◆ **本文**:
ポルカのリズム
2021 FEB 1 15:15:53 pm by 西村 淳
ショスタコーヴィチの「弦楽四重奏のための2つの小品」の2曲目は「ポルカ」。原曲はバレエ「黄金時代」にあるポルカを1931年10月31日から翌日にかけて1晩で完成された作品とある。ワクワクするようなそして幾分かの諧謔を伴った大好きな曲だ。次のライヴ・イマジン47のプログラムに載せているが参考にボロディン四重奏団の録音を聴いてみた。極めるとはこのことなり、何と素晴らしい演奏だろう。完全に脱帽だが、ひとつ気になったことがあった。2拍子でB♭(G線)-F(C線)と四分音符でチェロが動くところがある。何のことはないが、弦の太さのせいかFのほうが強く聞こえる。意識がそこになければ自然にこうなるだろう。この四重奏団でチェロを弾いているベルリンスキー、ちょっと苦い思い出もあり、「おい爺さん、ちゃんとやれよ」、とその時は思ったし、拍節感のないやつだなあ、1拍目をちゃんと強く弾こうぜとも。

◆ **設問 1**: 本文によると、「ポルカ」の原曲はどの作品に含まれていますか。
◆ **設問 2**: 本文でかぎかっこ「」に入れて示されている曲名・作品名をすべて挙げなさい。
◆ **設問 3**: ポルカのリズムを扱った本文を、最後の文のあとから書き継ぎなさい。
この後に続く行は、本文とは関係がありません。

◆ **収集資料**:
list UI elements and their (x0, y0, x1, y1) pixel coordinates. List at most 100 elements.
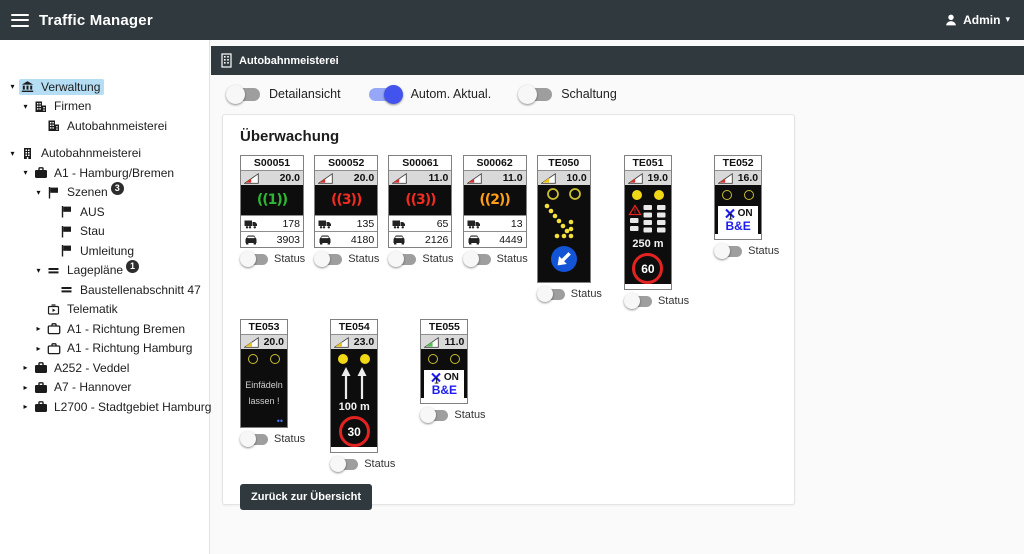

◆ **解答 1**: バレエ「黄金時代」

◆ **解答 2**: 「弦楽四重奏のための2つの小品」、「ポルカ」、「黄金時代」

◆ **解答 3**:
ところがちょっと引っかかる所もあってポルカのリズムを調べてみようと思い立ち、ヨハン・シュトラウスの「アンネン・ポルカ」や「トリッチ・トラッチ・ポルカ」を聴いてみた。あらら、ここでは当たり前のように通常の1拍目ではなく2拍目に重きを置いて弾いているではないか。ああ、浅はかだったのは爺さんじゃなくて、こっちのほうだったようだ。深く恥じ入った次第。
ついでに私の年代ならだれでも知っている左卜全の「老人と子供のポルカ」。「♪ズビズバー、ズビズバー、やめてけれ、やめてけれ、ゲバゲバー」(太字;強め)とやってるやってる。逆にこうじゃないとポルカは踊れないんだろう。
教訓:ポルカの基本リズムパターンはタタ・タンだ!
だったらPolkadots and Moonbeamsって素敵なスタンダードナンバーはどうだろう?アハハ、これは水玉模様のことでポルカとは何の関係もないけれど、英語を学び始めたころはポルカだけが耳についていただけの話。
そんなわけで少なくともここに関しては正しいポルカをお披露目できそうだ。無知とは怖いもので疑問を持たなかったら知らぬうちに大恥をかいてしまう。くわばらくわばら。そう、漢字の読み方だって同じだ。「東海林さだお」は「とうかいりん」じゃなくて「しょうじ」でした。爺さん疑ってごめんなさい、私も天国に行ったら謝らせてね。
因みにこの爺さん、ヴァレンティン・ベルリンスキーは1943年、モスクワ音楽院のドゥビンスキ―を中心にした生徒たちで結成した四重奏団のチェロ奏者・ロストロポーヴィッチをわずか数週間で追い出しボロディン四重奏団に半世紀以上に亘り居座った伝説のツワモノだ。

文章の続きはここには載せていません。